[BEGIN Provided data]

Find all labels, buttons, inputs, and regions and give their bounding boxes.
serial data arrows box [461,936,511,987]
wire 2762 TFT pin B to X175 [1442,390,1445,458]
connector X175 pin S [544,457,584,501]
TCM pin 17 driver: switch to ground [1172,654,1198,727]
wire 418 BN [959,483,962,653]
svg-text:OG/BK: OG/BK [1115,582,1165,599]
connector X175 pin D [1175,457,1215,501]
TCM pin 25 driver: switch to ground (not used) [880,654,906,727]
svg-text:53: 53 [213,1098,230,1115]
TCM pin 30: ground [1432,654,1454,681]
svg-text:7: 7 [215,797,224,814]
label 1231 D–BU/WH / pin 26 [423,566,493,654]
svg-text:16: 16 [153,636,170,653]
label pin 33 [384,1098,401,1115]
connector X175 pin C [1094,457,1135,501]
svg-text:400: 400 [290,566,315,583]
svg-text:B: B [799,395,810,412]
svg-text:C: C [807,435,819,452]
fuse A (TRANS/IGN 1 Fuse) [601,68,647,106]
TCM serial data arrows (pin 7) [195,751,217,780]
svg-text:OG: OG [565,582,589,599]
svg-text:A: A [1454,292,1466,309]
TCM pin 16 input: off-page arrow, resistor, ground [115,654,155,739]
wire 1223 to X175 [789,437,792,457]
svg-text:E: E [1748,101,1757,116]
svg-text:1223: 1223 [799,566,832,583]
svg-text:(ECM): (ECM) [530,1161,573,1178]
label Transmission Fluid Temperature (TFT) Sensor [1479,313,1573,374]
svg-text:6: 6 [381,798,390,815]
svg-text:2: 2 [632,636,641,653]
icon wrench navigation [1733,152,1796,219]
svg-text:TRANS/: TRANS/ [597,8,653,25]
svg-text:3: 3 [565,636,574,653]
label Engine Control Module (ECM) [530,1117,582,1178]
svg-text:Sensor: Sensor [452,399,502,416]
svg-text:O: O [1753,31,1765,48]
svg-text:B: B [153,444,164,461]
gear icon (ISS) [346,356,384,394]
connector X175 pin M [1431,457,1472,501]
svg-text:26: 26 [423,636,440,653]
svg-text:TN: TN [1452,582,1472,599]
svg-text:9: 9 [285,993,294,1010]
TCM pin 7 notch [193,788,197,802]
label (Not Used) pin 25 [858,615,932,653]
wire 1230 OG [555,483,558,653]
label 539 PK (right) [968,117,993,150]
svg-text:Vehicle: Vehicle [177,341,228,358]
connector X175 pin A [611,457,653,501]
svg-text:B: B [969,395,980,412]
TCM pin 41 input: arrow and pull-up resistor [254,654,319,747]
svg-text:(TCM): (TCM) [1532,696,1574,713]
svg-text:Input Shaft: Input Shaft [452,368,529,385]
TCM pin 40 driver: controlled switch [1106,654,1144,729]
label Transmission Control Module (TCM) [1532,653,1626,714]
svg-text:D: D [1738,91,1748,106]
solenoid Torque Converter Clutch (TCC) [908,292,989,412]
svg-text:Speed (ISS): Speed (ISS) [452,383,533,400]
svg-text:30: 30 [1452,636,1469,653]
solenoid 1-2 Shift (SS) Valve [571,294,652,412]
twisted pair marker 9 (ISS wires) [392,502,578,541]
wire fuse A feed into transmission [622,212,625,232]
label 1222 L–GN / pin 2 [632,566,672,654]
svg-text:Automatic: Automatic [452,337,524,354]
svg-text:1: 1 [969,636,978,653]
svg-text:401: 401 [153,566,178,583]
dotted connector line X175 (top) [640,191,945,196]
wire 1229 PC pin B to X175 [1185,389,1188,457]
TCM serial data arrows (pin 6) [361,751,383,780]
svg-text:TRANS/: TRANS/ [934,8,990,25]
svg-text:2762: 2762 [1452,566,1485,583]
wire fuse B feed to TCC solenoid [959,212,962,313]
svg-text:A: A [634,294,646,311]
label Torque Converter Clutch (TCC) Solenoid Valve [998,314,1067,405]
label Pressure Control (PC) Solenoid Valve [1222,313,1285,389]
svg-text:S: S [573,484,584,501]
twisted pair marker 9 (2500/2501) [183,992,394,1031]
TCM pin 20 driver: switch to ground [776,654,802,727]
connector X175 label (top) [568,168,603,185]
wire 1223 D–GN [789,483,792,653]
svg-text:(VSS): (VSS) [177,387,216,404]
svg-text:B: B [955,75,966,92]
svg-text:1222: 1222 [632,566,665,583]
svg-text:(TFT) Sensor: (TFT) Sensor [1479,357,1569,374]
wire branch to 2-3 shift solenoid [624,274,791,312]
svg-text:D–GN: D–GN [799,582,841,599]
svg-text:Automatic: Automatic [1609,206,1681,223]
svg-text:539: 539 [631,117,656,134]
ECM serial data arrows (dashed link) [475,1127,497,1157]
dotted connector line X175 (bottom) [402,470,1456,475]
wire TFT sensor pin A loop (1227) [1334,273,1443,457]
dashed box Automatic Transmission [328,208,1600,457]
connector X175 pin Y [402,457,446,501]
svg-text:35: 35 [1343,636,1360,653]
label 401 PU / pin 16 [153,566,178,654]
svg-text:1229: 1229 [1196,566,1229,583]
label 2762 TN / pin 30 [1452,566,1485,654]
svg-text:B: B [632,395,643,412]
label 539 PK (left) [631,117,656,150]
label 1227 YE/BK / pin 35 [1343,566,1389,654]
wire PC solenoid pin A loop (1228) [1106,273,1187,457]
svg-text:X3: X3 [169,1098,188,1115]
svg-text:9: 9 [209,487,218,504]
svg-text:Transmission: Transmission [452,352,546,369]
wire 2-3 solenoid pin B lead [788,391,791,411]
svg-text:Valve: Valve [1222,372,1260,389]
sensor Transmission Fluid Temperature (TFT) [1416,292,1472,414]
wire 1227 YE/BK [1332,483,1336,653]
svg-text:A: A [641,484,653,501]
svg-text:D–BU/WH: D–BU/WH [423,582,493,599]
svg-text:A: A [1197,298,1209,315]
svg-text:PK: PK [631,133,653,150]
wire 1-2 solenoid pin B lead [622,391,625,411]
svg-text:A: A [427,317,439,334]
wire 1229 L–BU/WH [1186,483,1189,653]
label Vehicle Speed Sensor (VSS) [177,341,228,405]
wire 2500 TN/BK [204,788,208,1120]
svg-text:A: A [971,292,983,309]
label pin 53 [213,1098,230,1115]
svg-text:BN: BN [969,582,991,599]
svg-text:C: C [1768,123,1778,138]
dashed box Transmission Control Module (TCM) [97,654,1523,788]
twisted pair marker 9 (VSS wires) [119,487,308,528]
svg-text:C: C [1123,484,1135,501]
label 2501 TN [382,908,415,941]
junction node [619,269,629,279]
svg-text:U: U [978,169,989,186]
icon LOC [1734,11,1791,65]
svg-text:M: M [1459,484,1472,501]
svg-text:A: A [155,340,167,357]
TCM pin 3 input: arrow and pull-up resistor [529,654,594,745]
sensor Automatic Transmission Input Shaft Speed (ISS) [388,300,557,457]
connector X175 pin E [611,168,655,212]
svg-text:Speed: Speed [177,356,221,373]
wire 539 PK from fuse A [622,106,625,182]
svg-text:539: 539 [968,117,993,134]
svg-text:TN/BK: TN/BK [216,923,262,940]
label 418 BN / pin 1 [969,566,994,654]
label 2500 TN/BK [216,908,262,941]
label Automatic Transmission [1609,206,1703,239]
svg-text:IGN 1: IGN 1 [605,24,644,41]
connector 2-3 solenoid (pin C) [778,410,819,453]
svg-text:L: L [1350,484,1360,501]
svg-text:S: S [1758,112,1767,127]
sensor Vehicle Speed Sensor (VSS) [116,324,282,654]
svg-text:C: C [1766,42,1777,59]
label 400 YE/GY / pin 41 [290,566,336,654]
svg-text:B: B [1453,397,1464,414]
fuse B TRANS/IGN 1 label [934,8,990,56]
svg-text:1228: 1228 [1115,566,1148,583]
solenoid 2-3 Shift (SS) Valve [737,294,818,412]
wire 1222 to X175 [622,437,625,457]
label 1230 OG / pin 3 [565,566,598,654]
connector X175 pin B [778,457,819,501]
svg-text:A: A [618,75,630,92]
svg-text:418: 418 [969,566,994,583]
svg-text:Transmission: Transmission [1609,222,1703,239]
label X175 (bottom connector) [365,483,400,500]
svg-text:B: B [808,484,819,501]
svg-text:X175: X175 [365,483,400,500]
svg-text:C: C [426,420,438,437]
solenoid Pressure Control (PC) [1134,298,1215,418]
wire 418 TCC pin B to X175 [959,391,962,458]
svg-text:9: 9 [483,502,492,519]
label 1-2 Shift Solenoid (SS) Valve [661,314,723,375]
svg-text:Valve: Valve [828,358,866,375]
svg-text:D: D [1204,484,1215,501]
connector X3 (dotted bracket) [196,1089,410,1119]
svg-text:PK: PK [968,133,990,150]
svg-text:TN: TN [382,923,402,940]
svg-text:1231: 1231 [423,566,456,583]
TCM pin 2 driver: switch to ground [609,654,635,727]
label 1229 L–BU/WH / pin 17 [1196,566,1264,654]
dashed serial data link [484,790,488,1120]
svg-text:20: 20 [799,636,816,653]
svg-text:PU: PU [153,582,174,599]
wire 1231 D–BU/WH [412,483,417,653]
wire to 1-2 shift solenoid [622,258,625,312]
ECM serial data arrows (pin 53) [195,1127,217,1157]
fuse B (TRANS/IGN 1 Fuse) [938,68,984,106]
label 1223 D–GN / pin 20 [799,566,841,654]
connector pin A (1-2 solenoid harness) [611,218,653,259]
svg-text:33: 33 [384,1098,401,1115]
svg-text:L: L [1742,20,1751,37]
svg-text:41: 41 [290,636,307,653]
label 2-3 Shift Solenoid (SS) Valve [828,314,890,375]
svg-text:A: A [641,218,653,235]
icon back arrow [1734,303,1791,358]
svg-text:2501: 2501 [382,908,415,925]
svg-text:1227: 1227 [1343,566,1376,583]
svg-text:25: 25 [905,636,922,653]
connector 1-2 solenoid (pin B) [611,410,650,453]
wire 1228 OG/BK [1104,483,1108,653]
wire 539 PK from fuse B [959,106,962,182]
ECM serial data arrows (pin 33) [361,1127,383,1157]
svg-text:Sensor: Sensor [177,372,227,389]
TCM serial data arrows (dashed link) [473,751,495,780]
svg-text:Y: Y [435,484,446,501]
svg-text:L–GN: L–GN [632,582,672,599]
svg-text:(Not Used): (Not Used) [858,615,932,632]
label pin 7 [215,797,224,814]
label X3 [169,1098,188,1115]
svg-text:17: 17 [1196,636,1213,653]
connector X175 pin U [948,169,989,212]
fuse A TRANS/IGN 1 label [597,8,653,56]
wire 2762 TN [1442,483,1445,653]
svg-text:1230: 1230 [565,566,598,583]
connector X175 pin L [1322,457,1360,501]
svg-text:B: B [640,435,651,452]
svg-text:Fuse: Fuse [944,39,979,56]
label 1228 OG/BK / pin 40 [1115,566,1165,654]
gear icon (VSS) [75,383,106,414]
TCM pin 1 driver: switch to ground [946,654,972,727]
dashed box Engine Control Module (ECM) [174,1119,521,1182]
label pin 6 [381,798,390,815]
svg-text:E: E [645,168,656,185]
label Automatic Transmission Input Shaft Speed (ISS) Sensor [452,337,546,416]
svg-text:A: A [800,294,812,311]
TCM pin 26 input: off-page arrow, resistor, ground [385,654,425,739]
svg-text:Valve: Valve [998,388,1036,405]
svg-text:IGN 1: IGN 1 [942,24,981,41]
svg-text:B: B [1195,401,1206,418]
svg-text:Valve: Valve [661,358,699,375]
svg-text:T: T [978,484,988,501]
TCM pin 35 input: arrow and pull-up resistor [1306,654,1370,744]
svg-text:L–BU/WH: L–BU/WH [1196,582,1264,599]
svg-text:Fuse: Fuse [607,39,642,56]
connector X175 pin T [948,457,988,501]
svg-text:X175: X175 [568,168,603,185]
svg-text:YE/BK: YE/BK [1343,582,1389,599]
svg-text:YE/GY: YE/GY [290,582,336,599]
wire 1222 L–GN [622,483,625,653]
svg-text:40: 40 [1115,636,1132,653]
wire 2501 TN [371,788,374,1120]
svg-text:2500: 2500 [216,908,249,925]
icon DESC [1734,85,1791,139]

[END Provided data]

» Prompt
Give the lines above as a JSON list of strings, one string per line, starting with the first line and running up to and including the line with "svg-text:C: C [807,435,819,452]". Leave out any blank lines.

» Finished task
[
  "Find all labels, buttons, inputs, and regions and give their bounding boxes.",
  "serial data arrows box [461,936,511,987]",
  "wire 2762 TFT pin B to X175 [1442,390,1445,458]",
  "connector X175 pin S [544,457,584,501]",
  "TCM pin 17 driver: switch to ground [1172,654,1198,727]",
  "wire 418 BN [959,483,962,653]",
  "svg-text:OG/BK: OG/BK [1115,582,1165,599]",
  "connector X175 pin D [1175,457,1215,501]",
  "TCM pin 25 driver: switch to ground (not used) [880,654,906,727]",
  "svg-text:53: 53 [213,1098,230,1115]",
  "TCM pin 30: ground [1432,654,1454,681]",
  "svg-text:7: 7 [215,797,224,814]",
  "label 1231 D–BU/WH / pin 26 [423,566,493,654]",
  "svg-text:16: 16 [153,636,170,653]",
  "label pin 33 [384,1098,401,1115]",
  "connector X175 pin C [1094,457,1135,501]",
  "svg-text:400: 400 [290,566,315,583]",
  "svg-text:B: B [799,395,810,412]",
  "svg-text:C: C [807,435,819,452]"
]